--- START OF DATA FOR THIS EXERCISE ---

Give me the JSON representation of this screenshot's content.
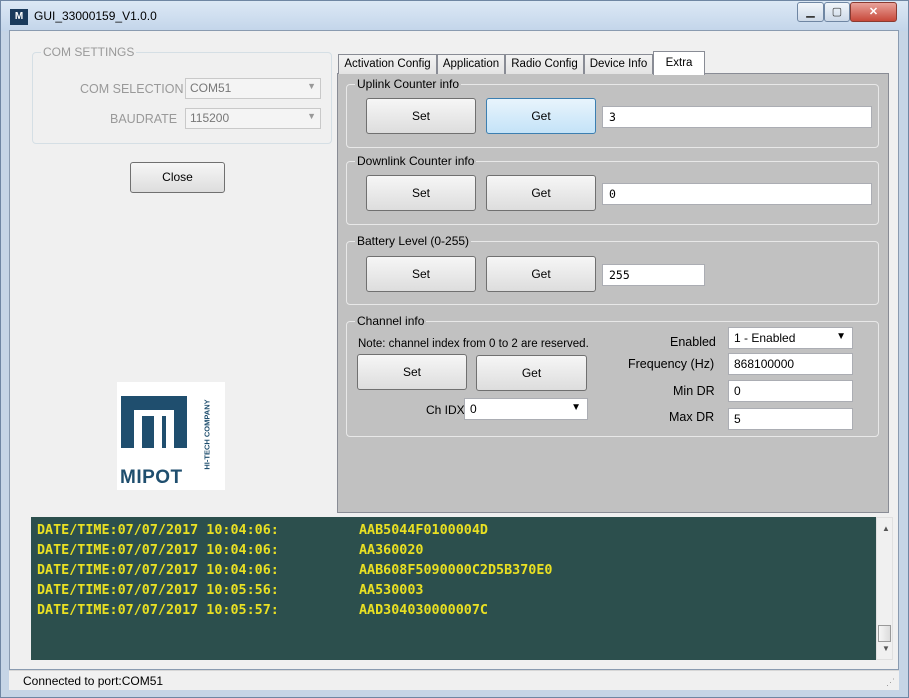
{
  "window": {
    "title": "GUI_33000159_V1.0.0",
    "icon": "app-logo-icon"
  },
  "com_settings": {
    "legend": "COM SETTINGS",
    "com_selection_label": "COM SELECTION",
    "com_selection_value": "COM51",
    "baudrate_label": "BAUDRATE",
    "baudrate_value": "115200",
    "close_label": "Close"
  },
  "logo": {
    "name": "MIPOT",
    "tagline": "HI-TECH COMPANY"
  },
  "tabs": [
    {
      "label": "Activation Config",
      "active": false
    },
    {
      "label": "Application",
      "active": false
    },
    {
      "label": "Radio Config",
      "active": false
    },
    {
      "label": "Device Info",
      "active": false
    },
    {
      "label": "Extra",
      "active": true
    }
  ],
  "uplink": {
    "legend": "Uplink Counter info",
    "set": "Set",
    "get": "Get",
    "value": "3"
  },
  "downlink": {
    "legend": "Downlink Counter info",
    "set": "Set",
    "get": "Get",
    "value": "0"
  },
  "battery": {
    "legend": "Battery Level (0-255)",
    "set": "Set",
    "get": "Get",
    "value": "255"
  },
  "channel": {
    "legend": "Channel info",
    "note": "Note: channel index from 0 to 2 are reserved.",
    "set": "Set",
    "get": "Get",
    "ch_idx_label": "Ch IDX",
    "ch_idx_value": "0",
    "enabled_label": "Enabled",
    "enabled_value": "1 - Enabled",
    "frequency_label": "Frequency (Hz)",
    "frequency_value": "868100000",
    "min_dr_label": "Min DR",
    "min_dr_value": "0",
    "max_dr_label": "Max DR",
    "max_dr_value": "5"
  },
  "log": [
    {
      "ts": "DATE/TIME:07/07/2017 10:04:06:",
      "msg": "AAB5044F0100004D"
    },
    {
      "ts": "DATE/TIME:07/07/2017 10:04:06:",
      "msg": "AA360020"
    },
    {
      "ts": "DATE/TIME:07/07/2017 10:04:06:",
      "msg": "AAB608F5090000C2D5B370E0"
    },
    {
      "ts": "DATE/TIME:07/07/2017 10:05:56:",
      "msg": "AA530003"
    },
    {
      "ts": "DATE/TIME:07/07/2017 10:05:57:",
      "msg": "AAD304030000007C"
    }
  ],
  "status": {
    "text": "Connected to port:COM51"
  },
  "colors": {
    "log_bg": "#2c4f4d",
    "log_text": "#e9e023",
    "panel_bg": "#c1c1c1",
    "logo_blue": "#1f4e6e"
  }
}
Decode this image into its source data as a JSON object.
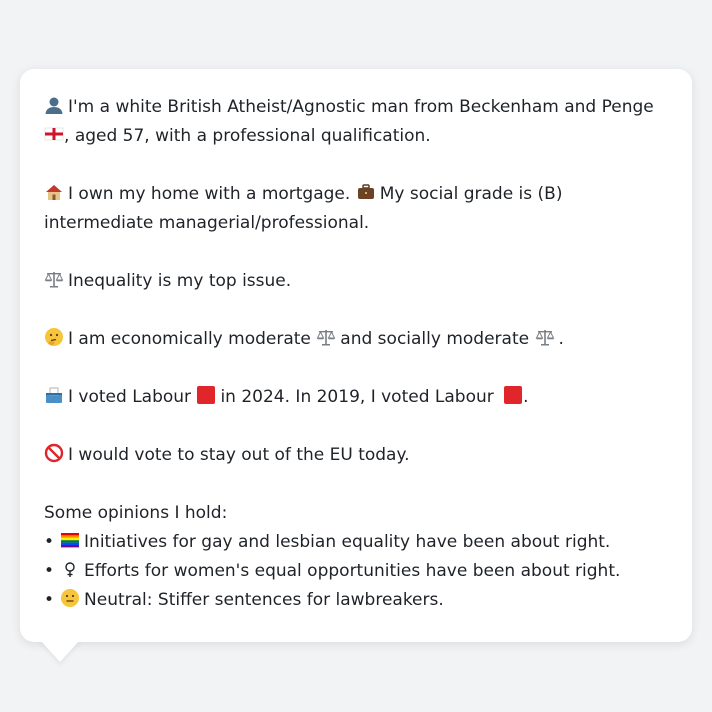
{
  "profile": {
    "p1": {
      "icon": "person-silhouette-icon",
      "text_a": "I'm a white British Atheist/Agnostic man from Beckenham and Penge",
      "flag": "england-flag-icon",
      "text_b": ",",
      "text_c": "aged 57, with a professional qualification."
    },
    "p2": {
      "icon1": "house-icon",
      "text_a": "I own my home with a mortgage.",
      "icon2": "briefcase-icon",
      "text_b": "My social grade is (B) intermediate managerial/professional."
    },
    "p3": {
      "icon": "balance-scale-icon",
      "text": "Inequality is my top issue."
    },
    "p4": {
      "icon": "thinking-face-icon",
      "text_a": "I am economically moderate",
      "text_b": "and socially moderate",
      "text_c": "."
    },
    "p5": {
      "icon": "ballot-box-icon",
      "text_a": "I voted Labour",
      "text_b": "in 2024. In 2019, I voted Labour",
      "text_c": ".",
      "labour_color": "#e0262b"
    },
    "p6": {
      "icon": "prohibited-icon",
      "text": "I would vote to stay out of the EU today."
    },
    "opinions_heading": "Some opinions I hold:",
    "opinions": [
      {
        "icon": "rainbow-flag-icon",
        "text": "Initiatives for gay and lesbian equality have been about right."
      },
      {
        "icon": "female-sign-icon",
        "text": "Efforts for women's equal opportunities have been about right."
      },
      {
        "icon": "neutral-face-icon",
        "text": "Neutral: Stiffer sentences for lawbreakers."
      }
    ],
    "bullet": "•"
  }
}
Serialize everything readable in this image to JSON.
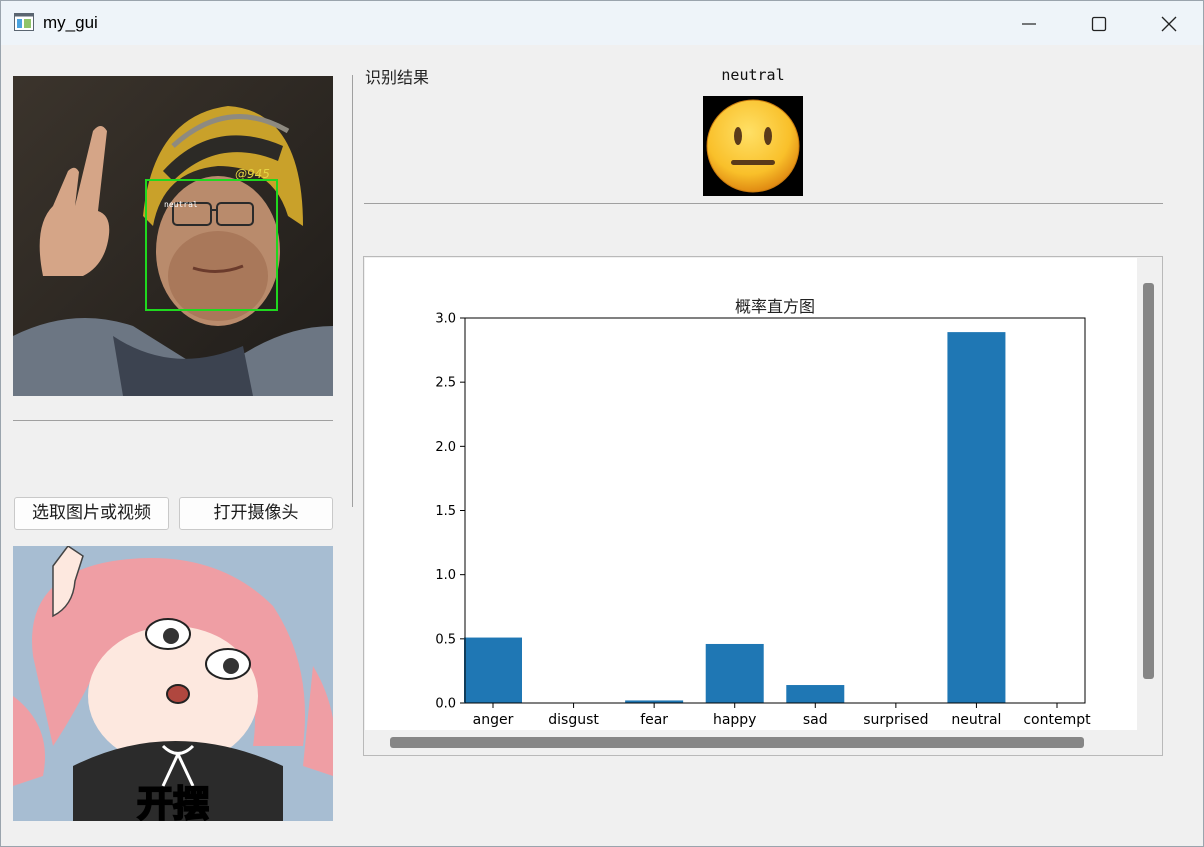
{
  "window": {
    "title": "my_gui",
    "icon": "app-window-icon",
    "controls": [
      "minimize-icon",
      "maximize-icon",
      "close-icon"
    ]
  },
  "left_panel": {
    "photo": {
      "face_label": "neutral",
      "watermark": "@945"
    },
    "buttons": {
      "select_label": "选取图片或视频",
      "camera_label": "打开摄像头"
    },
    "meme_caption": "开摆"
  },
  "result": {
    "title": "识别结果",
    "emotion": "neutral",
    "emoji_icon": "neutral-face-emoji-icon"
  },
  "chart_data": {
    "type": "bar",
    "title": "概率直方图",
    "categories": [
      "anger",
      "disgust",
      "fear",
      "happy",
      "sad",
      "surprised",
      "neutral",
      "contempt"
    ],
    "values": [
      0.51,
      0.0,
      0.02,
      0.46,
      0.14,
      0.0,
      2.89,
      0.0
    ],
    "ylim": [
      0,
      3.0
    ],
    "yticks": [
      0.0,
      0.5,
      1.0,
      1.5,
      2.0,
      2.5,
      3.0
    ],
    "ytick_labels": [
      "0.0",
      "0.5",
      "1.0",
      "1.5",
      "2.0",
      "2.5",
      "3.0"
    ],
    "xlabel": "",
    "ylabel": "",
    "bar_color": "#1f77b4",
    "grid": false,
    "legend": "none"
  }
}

--- END OF DATA FOR THIS EXERCISE ---

EXERCISE REQUIREMENTS:
Reproduce the listing above exactly, excluding all pictures.

EXPECTED ANSWER:
Give me the JSON representation of this screenshot's content.
{
  "window": {
    "title": "GUI_33000159_V1.0.0",
    "icon": "app-logo-icon"
  },
  "com_settings": {
    "legend": "COM SETTINGS",
    "com_selection_label": "COM SELECTION",
    "com_selection_value": "COM51",
    "baudrate_label": "BAUDRATE",
    "baudrate_value": "115200",
    "close_label": "Close"
  },
  "logo": {
    "name": "MIPOT",
    "tagline": "HI-TECH COMPANY"
  },
  "tabs": [
    {
      "label": "Activation Config",
      "active": false
    },
    {
      "label": "Application",
      "active": false
    },
    {
      "label": "Radio Config",
      "active": false
    },
    {
      "label": "Device Info",
      "active": false
    },
    {
      "label": "Extra",
      "active": true
    }
  ],
  "uplink": {
    "legend": "Uplink Counter info",
    "set": "Set",
    "get": "Get",
    "value": "3"
  },
  "downlink": {
    "legend": "Downlink Counter info",
    "set": "Set",
    "get": "Get",
    "value": "0"
  },
  "battery": {
    "legend": "Battery Level (0-255)",
    "set": "Set",
    "get": "Get",
    "value": "255"
  },
  "channel": {
    "legend": "Channel info",
    "note": "Note: channel index from 0 to 2 are reserved.",
    "set": "Set",
    "get": "Get",
    "ch_idx_label": "Ch IDX",
    "ch_idx_value": "0",
    "enabled_label": "Enabled",
    "enabled_value": "1 - Enabled",
    "frequency_label": "Frequency (Hz)",
    "frequency_value": "868100000",
    "min_dr_label": "Min DR",
    "min_dr_value": "0",
    "max_dr_label": "Max DR",
    "max_dr_value": "5"
  },
  "log": [
    {
      "ts": "DATE/TIME:07/07/2017 10:04:06:",
      "msg": "AAB5044F0100004D"
    },
    {
      "ts": "DATE/TIME:07/07/2017 10:04:06:",
      "msg": "AA360020"
    },
    {
      "ts": "DATE/TIME:07/07/2017 10:04:06:",
      "msg": "AAB608F5090000C2D5B370E0"
    },
    {
      "ts": "DATE/TIME:07/07/2017 10:05:56:",
      "msg": "AA530003"
    },
    {
      "ts": "DATE/TIME:07/07/2017 10:05:57:",
      "msg": "AAD304030000007C"
    }
  ],
  "status": {
    "text": "Connected to port:COM51"
  },
  "colors": {
    "log_bg": "#2c4f4d",
    "log_text": "#e9e023",
    "panel_bg": "#c1c1c1",
    "logo_blue": "#1f4e6e"
  }
}
Decode this image into its source data as a JSON object.
{
  "profile": {
    "p1": {
      "icon": "person-silhouette-icon",
      "text_a": "I'm a white British Atheist/Agnostic man from Beckenham and Penge",
      "flag": "england-flag-icon",
      "text_b": ",",
      "text_c": "aged 57, with a professional qualification."
    },
    "p2": {
      "icon1": "house-icon",
      "text_a": "I own my home with a mortgage.",
      "icon2": "briefcase-icon",
      "text_b": "My social grade is (B) intermediate managerial/professional."
    },
    "p3": {
      "icon": "balance-scale-icon",
      "text": "Inequality is my top issue."
    },
    "p4": {
      "icon": "thinking-face-icon",
      "text_a": "I am economically moderate",
      "text_b": "and socially moderate",
      "text_c": "."
    },
    "p5": {
      "icon": "ballot-box-icon",
      "text_a": "I voted Labour",
      "text_b": "in 2024. In 2019, I voted Labour",
      "text_c": ".",
      "labour_color": "#e0262b"
    },
    "p6": {
      "icon": "prohibited-icon",
      "text": "I would vote to stay out of the EU today."
    },
    "opinions_heading": "Some opinions I hold:",
    "opinions": [
      {
        "icon": "rainbow-flag-icon",
        "text": "Initiatives for gay and lesbian equality have been about right."
      },
      {
        "icon": "female-sign-icon",
        "text": "Efforts for women's equal opportunities have been about right."
      },
      {
        "icon": "neutral-face-icon",
        "text": "Neutral: Stiffer sentences for lawbreakers."
      }
    ],
    "bullet": "•"
  }
}
Serialize everything readable in this image to JSON.
{
  "window": {
    "title": "my_gui",
    "icon": "app-window-icon",
    "controls": [
      "minimize-icon",
      "maximize-icon",
      "close-icon"
    ]
  },
  "left_panel": {
    "photo": {
      "face_label": "neutral",
      "watermark": "@945"
    },
    "buttons": {
      "select_label": "选取图片或视频",
      "camera_label": "打开摄像头"
    },
    "meme_caption": "开摆"
  },
  "result": {
    "title": "识别结果",
    "emotion": "neutral",
    "emoji_icon": "neutral-face-emoji-icon"
  },
  "chart_data": {
    "type": "bar",
    "title": "概率直方图",
    "categories": [
      "anger",
      "disgust",
      "fear",
      "happy",
      "sad",
      "surprised",
      "neutral",
      "contempt"
    ],
    "values": [
      0.51,
      0.0,
      0.02,
      0.46,
      0.14,
      0.0,
      2.89,
      0.0
    ],
    "ylim": [
      0,
      3.0
    ],
    "yticks": [
      0.0,
      0.5,
      1.0,
      1.5,
      2.0,
      2.5,
      3.0
    ],
    "ytick_labels": [
      "0.0",
      "0.5",
      "1.0",
      "1.5",
      "2.0",
      "2.5",
      "3.0"
    ],
    "xlabel": "",
    "ylabel": "",
    "bar_color": "#1f77b4",
    "grid": false,
    "legend": "none"
  }
}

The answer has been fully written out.